**STATED TASK**
Copy each line exactly. Leave nothing out.

Data extracted from a collection:
__________

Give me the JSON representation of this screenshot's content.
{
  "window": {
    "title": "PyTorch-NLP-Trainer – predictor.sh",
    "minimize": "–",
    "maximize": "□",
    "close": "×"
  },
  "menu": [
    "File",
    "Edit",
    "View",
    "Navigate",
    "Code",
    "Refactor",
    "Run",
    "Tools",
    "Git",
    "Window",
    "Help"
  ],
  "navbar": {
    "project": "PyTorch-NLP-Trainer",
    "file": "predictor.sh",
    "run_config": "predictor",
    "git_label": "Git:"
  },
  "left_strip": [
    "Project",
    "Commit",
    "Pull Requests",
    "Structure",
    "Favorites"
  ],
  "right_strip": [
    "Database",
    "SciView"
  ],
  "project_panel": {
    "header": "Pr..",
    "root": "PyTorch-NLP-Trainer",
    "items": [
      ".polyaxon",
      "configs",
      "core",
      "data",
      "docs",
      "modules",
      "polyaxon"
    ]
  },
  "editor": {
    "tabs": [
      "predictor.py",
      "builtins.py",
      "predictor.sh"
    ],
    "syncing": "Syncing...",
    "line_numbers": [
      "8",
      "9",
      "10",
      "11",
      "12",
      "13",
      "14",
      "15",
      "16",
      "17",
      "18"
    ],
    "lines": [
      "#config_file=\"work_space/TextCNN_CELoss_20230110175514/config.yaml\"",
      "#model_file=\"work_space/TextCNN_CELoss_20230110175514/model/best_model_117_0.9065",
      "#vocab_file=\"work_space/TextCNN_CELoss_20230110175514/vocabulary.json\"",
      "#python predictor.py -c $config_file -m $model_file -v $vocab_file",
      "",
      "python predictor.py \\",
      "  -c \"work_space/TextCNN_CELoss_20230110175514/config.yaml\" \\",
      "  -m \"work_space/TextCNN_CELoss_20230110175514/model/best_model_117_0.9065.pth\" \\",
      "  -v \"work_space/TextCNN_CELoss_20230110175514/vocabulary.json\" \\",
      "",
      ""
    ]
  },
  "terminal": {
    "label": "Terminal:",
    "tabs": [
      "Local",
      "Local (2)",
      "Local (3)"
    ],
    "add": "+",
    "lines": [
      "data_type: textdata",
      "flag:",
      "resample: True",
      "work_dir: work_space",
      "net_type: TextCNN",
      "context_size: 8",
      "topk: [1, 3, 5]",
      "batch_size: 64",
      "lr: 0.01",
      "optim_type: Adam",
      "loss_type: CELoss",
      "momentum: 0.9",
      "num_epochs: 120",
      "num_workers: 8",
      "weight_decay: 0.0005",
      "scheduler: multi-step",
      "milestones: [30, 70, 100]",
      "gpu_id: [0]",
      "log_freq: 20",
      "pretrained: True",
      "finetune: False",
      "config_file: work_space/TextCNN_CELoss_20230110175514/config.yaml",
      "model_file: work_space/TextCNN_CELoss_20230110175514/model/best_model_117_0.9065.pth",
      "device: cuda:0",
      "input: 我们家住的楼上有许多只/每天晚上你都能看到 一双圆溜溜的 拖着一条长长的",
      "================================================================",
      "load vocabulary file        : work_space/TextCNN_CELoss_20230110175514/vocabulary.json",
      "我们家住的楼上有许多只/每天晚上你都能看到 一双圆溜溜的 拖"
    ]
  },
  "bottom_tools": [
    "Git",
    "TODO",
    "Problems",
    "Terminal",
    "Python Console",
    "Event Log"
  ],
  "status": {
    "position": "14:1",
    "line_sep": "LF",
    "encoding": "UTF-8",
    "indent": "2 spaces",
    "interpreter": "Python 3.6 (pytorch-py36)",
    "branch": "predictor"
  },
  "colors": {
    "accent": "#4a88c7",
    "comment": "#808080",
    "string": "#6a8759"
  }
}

__________

**SOLUTION TO THE EXERCISE**
Give me the JSON representation of this screenshot's content.
{
  "window": {
    "title": "PyTorch-NLP-Trainer – predictor.sh",
    "minimize": "–",
    "maximize": "□",
    "close": "×"
  },
  "menu": [
    "File",
    "Edit",
    "View",
    "Navigate",
    "Code",
    "Refactor",
    "Run",
    "Tools",
    "Git",
    "Window",
    "Help"
  ],
  "navbar": {
    "project": "PyTorch-NLP-Trainer",
    "file": "predictor.sh",
    "run_config": "predictor",
    "git_label": "Git:"
  },
  "left_strip": [
    "Project",
    "Commit",
    "Pull Requests",
    "Structure",
    "Favorites"
  ],
  "right_strip": [
    "Database",
    "SciView"
  ],
  "project_panel": {
    "header": "Pr..",
    "root": "PyTorch-NLP-Trainer",
    "items": [
      ".polyaxon",
      "configs",
      "core",
      "data",
      "docs",
      "modules",
      "polyaxon"
    ]
  },
  "editor": {
    "tabs": [
      "predictor.py",
      "builtins.py",
      "predictor.sh"
    ],
    "syncing": "Syncing...",
    "line_numbers": [
      "8",
      "9",
      "10",
      "11",
      "12",
      "13",
      "14",
      "15",
      "16",
      "17",
      "18"
    ],
    "lines": [
      "#config_file=\"work_space/TextCNN_CELoss_20230110175514/config.yaml\"",
      "#model_file=\"work_space/TextCNN_CELoss_20230110175514/model/best_model_117_0.9065",
      "#vocab_file=\"work_space/TextCNN_CELoss_20230110175514/vocabulary.json\"",
      "#python predictor.py -c $config_file -m $model_file -v $vocab_file",
      "",
      "python predictor.py \\",
      "  -c \"work_space/TextCNN_CELoss_20230110175514/config.yaml\" \\",
      "  -m \"work_space/TextCNN_CELoss_20230110175514/model/best_model_117_0.9065.pth\" \\",
      "  -v \"work_space/TextCNN_CELoss_20230110175514/vocabulary.json\" \\",
      "",
      ""
    ]
  },
  "terminal": {
    "label": "Terminal:",
    "tabs": [
      "Local",
      "Local (2)",
      "Local (3)"
    ],
    "add": "+",
    "lines": [
      "data_type: textdata",
      "flag:",
      "resample: True",
      "work_dir: work_space",
      "net_type: TextCNN",
      "context_size: 8",
      "topk: [1, 3, 5]",
      "batch_size: 64",
      "lr: 0.01",
      "optim_type: Adam",
      "loss_type: CELoss",
      "momentum: 0.9",
      "num_epochs: 120",
      "num_workers: 8",
      "weight_decay: 0.0005",
      "scheduler: multi-step",
      "milestones: [30, 70, 100]",
      "gpu_id: [0]",
      "log_freq: 20",
      "pretrained: True",
      "finetune: False",
      "config_file: work_space/TextCNN_CELoss_20230110175514/config.yaml",
      "model_file: work_space/TextCNN_CELoss_20230110175514/model/best_model_117_0.9065.pth",
      "device: cuda:0",
      "input: 我们家住的楼上有许多只/每天晚上你都能看到 一双圆溜溜的 拖着一条长长的",
      "================================================================",
      "load vocabulary file        : work_space/TextCNN_CELoss_20230110175514/vocabulary.json",
      "我们家住的楼上有许多只/每天晚上你都能看到 一双圆溜溜的 拖"
    ]
  },
  "bottom_tools": [
    "Git",
    "TODO",
    "Problems",
    "Terminal",
    "Python Console",
    "Event Log"
  ],
  "status": {
    "position": "14:1",
    "line_sep": "LF",
    "encoding": "UTF-8",
    "indent": "2 spaces",
    "interpreter": "Python 3.6 (pytorch-py36)",
    "branch": "predictor"
  },
  "colors": {
    "accent": "#4a88c7",
    "comment": "#808080",
    "string": "#6a8759"
  }
}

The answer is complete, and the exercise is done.